═════ INFORMATION PROVIDED

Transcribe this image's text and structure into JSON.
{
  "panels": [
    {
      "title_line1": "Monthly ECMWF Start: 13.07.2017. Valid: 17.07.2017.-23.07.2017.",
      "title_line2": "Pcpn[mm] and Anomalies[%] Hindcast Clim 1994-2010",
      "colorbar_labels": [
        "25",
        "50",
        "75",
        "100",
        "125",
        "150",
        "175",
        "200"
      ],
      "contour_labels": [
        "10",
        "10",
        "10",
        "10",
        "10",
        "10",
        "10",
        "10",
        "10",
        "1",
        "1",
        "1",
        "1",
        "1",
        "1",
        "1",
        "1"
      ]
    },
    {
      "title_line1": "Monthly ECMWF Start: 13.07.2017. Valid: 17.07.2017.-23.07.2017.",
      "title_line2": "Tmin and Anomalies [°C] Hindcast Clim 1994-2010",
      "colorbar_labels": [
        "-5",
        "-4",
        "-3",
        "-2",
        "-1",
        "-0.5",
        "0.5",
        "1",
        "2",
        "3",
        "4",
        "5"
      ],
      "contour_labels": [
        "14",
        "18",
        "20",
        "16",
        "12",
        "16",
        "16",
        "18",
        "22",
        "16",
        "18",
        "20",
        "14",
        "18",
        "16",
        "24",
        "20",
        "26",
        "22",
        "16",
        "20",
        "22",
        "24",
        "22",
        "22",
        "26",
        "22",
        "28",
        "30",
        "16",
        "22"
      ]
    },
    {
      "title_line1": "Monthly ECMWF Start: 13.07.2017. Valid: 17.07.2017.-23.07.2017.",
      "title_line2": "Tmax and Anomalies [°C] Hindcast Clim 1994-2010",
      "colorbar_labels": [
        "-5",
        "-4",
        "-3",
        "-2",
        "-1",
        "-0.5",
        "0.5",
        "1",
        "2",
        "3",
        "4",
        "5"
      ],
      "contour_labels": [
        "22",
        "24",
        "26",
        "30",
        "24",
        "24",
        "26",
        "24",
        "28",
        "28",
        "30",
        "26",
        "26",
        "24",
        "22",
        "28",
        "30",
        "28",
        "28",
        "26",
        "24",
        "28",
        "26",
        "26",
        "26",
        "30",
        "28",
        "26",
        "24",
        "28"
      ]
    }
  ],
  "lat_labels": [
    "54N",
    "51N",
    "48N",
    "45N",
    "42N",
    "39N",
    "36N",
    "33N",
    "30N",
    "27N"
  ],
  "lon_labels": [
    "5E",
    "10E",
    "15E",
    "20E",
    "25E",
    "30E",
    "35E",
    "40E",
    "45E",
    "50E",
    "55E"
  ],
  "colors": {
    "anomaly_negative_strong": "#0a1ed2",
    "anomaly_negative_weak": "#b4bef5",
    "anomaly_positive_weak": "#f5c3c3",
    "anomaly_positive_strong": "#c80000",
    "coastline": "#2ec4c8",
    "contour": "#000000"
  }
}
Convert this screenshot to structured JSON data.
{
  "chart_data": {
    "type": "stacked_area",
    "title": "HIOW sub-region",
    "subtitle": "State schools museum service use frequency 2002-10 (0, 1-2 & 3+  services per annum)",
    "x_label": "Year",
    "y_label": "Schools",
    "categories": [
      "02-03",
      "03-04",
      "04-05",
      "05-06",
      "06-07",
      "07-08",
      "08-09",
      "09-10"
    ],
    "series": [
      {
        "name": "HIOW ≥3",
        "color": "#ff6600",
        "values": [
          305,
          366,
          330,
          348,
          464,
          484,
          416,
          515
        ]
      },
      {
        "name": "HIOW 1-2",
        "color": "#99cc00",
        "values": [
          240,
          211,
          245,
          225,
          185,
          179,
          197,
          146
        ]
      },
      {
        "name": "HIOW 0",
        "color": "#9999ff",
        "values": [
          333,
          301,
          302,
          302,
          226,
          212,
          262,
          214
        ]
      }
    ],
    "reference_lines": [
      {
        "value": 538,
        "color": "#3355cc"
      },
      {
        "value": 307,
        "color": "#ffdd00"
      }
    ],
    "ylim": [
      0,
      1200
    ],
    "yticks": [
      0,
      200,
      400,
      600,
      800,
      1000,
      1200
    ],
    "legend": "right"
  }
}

══════════

# YOUR TASK
Extract the complete data, matching each line exactly.

# RESPONSE TO THIS TASK
Transcribe this image's text and structure into JSON.
{
  "panels": [
    {
      "title_line1": "Monthly ECMWF Start: 13.07.2017. Valid: 17.07.2017.-23.07.2017.",
      "title_line2": "Pcpn[mm] and Anomalies[%] Hindcast Clim 1994-2010",
      "colorbar_labels": [
        "25",
        "50",
        "75",
        "100",
        "125",
        "150",
        "175",
        "200"
      ],
      "contour_labels": [
        "10",
        "10",
        "10",
        "10",
        "10",
        "10",
        "10",
        "10",
        "10",
        "1",
        "1",
        "1",
        "1",
        "1",
        "1",
        "1",
        "1"
      ]
    },
    {
      "title_line1": "Monthly ECMWF Start: 13.07.2017. Valid: 17.07.2017.-23.07.2017.",
      "title_line2": "Tmin and Anomalies [°C] Hindcast Clim 1994-2010",
      "colorbar_labels": [
        "-5",
        "-4",
        "-3",
        "-2",
        "-1",
        "-0.5",
        "0.5",
        "1",
        "2",
        "3",
        "4",
        "5"
      ],
      "contour_labels": [
        "14",
        "18",
        "20",
        "16",
        "12",
        "16",
        "16",
        "18",
        "22",
        "16",
        "18",
        "20",
        "14",
        "18",
        "16",
        "24",
        "20",
        "26",
        "22",
        "16",
        "20",
        "22",
        "24",
        "22",
        "22",
        "26",
        "22",
        "28",
        "30",
        "16",
        "22"
      ]
    },
    {
      "title_line1": "Monthly ECMWF Start: 13.07.2017. Valid: 17.07.2017.-23.07.2017.",
      "title_line2": "Tmax and Anomalies [°C] Hindcast Clim 1994-2010",
      "colorbar_labels": [
        "-5",
        "-4",
        "-3",
        "-2",
        "-1",
        "-0.5",
        "0.5",
        "1",
        "2",
        "3",
        "4",
        "5"
      ],
      "contour_labels": [
        "22",
        "24",
        "26",
        "30",
        "24",
        "24",
        "26",
        "24",
        "28",
        "28",
        "30",
        "26",
        "26",
        "24",
        "22",
        "28",
        "30",
        "28",
        "28",
        "26",
        "24",
        "28",
        "26",
        "26",
        "26",
        "30",
        "28",
        "26",
        "24",
        "28"
      ]
    }
  ],
  "lat_labels": [
    "54N",
    "51N",
    "48N",
    "45N",
    "42N",
    "39N",
    "36N",
    "33N",
    "30N",
    "27N"
  ],
  "lon_labels": [
    "5E",
    "10E",
    "15E",
    "20E",
    "25E",
    "30E",
    "35E",
    "40E",
    "45E",
    "50E",
    "55E"
  ],
  "colors": {
    "anomaly_negative_strong": "#0a1ed2",
    "anomaly_negative_weak": "#b4bef5",
    "anomaly_positive_weak": "#f5c3c3",
    "anomaly_positive_strong": "#c80000",
    "coastline": "#2ec4c8",
    "contour": "#000000"
  }
}
Convert this screenshot to structured JSON data.
{
  "chart_data": {
    "type": "stacked_area",
    "title": "HIOW sub-region",
    "subtitle": "State schools museum service use frequency 2002-10 (0, 1-2 & 3+  services per annum)",
    "x_label": "Year",
    "y_label": "Schools",
    "categories": [
      "02-03",
      "03-04",
      "04-05",
      "05-06",
      "06-07",
      "07-08",
      "08-09",
      "09-10"
    ],
    "series": [
      {
        "name": "HIOW ≥3",
        "color": "#ff6600",
        "values": [
          305,
          366,
          330,
          348,
          464,
          484,
          416,
          515
        ]
      },
      {
        "name": "HIOW 1-2",
        "color": "#99cc00",
        "values": [
          240,
          211,
          245,
          225,
          185,
          179,
          197,
          146
        ]
      },
      {
        "name": "HIOW 0",
        "color": "#9999ff",
        "values": [
          333,
          301,
          302,
          302,
          226,
          212,
          262,
          214
        ]
      }
    ],
    "reference_lines": [
      {
        "value": 538,
        "color": "#3355cc"
      },
      {
        "value": 307,
        "color": "#ffdd00"
      }
    ],
    "ylim": [
      0,
      1200
    ],
    "yticks": [
      0,
      200,
      400,
      600,
      800,
      1000,
      1200
    ],
    "legend": "right"
  }
}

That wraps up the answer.